Records provided

****************************************

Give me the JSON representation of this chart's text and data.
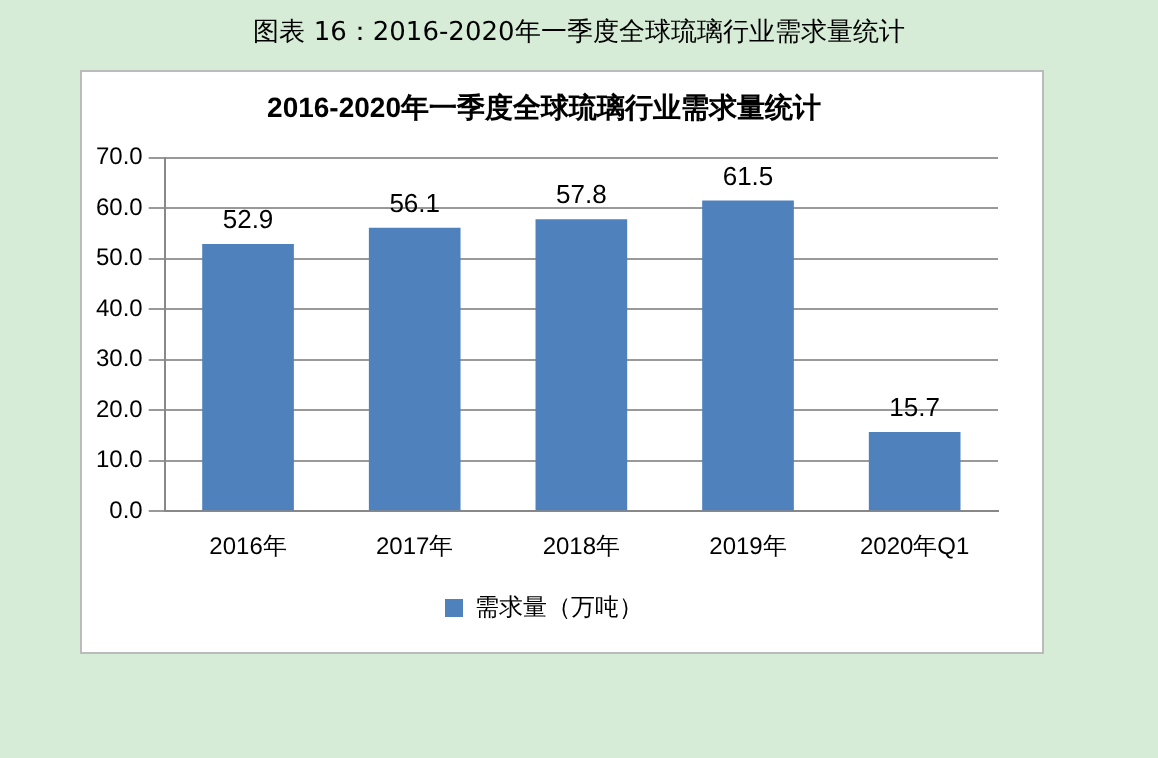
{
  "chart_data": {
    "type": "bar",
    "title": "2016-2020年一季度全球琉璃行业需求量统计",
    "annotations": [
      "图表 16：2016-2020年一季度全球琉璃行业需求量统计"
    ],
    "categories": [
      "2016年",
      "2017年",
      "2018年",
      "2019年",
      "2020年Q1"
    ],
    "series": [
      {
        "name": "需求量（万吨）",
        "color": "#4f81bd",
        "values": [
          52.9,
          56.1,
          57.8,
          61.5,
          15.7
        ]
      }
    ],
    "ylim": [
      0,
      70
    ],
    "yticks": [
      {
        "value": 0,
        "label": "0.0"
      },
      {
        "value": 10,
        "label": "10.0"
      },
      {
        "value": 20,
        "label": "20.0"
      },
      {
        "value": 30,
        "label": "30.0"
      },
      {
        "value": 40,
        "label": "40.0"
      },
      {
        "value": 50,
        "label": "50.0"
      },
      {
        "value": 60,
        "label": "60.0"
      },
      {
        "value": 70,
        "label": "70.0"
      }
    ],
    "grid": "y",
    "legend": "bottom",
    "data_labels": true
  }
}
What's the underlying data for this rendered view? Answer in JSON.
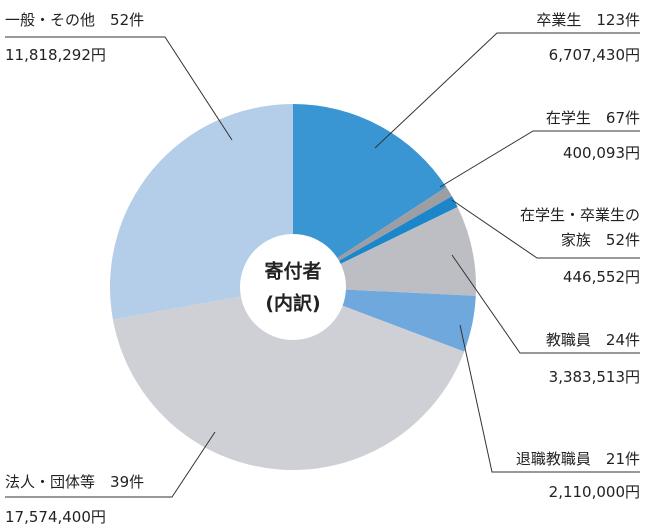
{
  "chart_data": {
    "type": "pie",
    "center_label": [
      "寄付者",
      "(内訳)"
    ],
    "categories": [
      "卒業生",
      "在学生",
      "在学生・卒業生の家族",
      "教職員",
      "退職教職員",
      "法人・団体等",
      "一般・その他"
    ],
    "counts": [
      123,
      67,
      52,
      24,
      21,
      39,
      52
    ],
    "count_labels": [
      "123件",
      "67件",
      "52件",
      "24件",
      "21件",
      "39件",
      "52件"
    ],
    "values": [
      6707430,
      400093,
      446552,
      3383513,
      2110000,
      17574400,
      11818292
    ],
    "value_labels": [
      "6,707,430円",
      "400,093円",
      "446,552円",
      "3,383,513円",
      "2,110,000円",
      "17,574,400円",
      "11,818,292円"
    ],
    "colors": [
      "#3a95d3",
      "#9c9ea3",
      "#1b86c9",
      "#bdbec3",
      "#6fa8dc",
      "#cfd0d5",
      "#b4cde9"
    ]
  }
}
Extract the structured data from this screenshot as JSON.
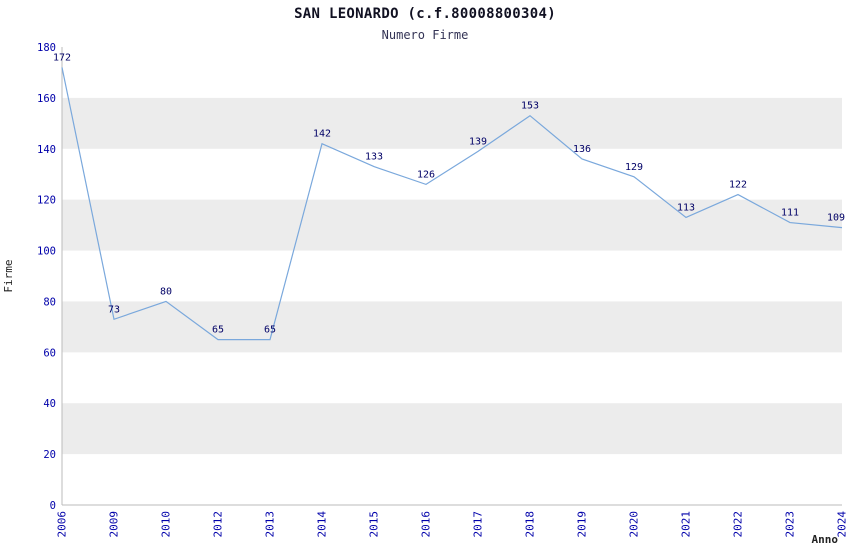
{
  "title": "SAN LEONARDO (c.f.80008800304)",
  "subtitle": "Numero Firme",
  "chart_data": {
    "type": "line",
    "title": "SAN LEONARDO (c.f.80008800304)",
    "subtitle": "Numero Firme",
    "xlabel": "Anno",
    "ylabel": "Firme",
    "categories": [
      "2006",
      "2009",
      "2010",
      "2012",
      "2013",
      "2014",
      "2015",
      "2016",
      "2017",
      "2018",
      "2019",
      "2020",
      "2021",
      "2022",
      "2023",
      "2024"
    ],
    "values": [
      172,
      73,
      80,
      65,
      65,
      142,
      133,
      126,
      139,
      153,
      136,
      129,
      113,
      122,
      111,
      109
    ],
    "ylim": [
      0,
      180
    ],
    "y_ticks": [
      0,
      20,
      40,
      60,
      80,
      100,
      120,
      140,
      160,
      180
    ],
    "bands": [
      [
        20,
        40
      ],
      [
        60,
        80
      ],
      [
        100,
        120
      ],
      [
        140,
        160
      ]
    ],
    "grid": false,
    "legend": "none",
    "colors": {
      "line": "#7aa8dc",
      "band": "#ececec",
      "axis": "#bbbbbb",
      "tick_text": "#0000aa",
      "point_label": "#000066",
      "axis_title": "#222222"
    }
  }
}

****************************************

What you need to do
Reproduce the material above verbatim; omit every picture.

Solved problem
Give me the JSON representation of this chart's text and data.
{
  "chart_data": {
    "type": "bar",
    "title": "2016-2020年一季度全球琉璃行业需求量统计",
    "annotations": [
      "图表 16：2016-2020年一季度全球琉璃行业需求量统计"
    ],
    "categories": [
      "2016年",
      "2017年",
      "2018年",
      "2019年",
      "2020年Q1"
    ],
    "series": [
      {
        "name": "需求量（万吨）",
        "color": "#4f81bd",
        "values": [
          52.9,
          56.1,
          57.8,
          61.5,
          15.7
        ]
      }
    ],
    "ylim": [
      0,
      70
    ],
    "yticks": [
      {
        "value": 0,
        "label": "0.0"
      },
      {
        "value": 10,
        "label": "10.0"
      },
      {
        "value": 20,
        "label": "20.0"
      },
      {
        "value": 30,
        "label": "30.0"
      },
      {
        "value": 40,
        "label": "40.0"
      },
      {
        "value": 50,
        "label": "50.0"
      },
      {
        "value": 60,
        "label": "60.0"
      },
      {
        "value": 70,
        "label": "70.0"
      }
    ],
    "grid": "y",
    "legend": "bottom",
    "data_labels": true
  }
}
What's the underlying data for this rendered view? Answer in JSON.
{
  "chart_data": {
    "type": "pie",
    "center_label": [
      "寄付者",
      "(内訳)"
    ],
    "categories": [
      "卒業生",
      "在学生",
      "在学生・卒業生の家族",
      "教職員",
      "退職教職員",
      "法人・団体等",
      "一般・その他"
    ],
    "counts": [
      123,
      67,
      52,
      24,
      21,
      39,
      52
    ],
    "count_labels": [
      "123件",
      "67件",
      "52件",
      "24件",
      "21件",
      "39件",
      "52件"
    ],
    "values": [
      6707430,
      400093,
      446552,
      3383513,
      2110000,
      17574400,
      11818292
    ],
    "value_labels": [
      "6,707,430円",
      "400,093円",
      "446,552円",
      "3,383,513円",
      "2,110,000円",
      "17,574,400円",
      "11,818,292円"
    ],
    "colors": [
      "#3a95d3",
      "#9c9ea3",
      "#1b86c9",
      "#bdbec3",
      "#6fa8dc",
      "#cfd0d5",
      "#b4cde9"
    ]
  }
}
Extract the structured data from this screenshot as JSON.
{
  "title": "SAN LEONARDO (c.f.80008800304)",
  "subtitle": "Numero Firme",
  "chart_data": {
    "type": "line",
    "title": "SAN LEONARDO (c.f.80008800304)",
    "subtitle": "Numero Firme",
    "xlabel": "Anno",
    "ylabel": "Firme",
    "categories": [
      "2006",
      "2009",
      "2010",
      "2012",
      "2013",
      "2014",
      "2015",
      "2016",
      "2017",
      "2018",
      "2019",
      "2020",
      "2021",
      "2022",
      "2023",
      "2024"
    ],
    "values": [
      172,
      73,
      80,
      65,
      65,
      142,
      133,
      126,
      139,
      153,
      136,
      129,
      113,
      122,
      111,
      109
    ],
    "ylim": [
      0,
      180
    ],
    "y_ticks": [
      0,
      20,
      40,
      60,
      80,
      100,
      120,
      140,
      160,
      180
    ],
    "bands": [
      [
        20,
        40
      ],
      [
        60,
        80
      ],
      [
        100,
        120
      ],
      [
        140,
        160
      ]
    ],
    "grid": false,
    "legend": "none",
    "colors": {
      "line": "#7aa8dc",
      "band": "#ececec",
      "axis": "#bbbbbb",
      "tick_text": "#0000aa",
      "point_label": "#000066",
      "axis_title": "#222222"
    }
  }
}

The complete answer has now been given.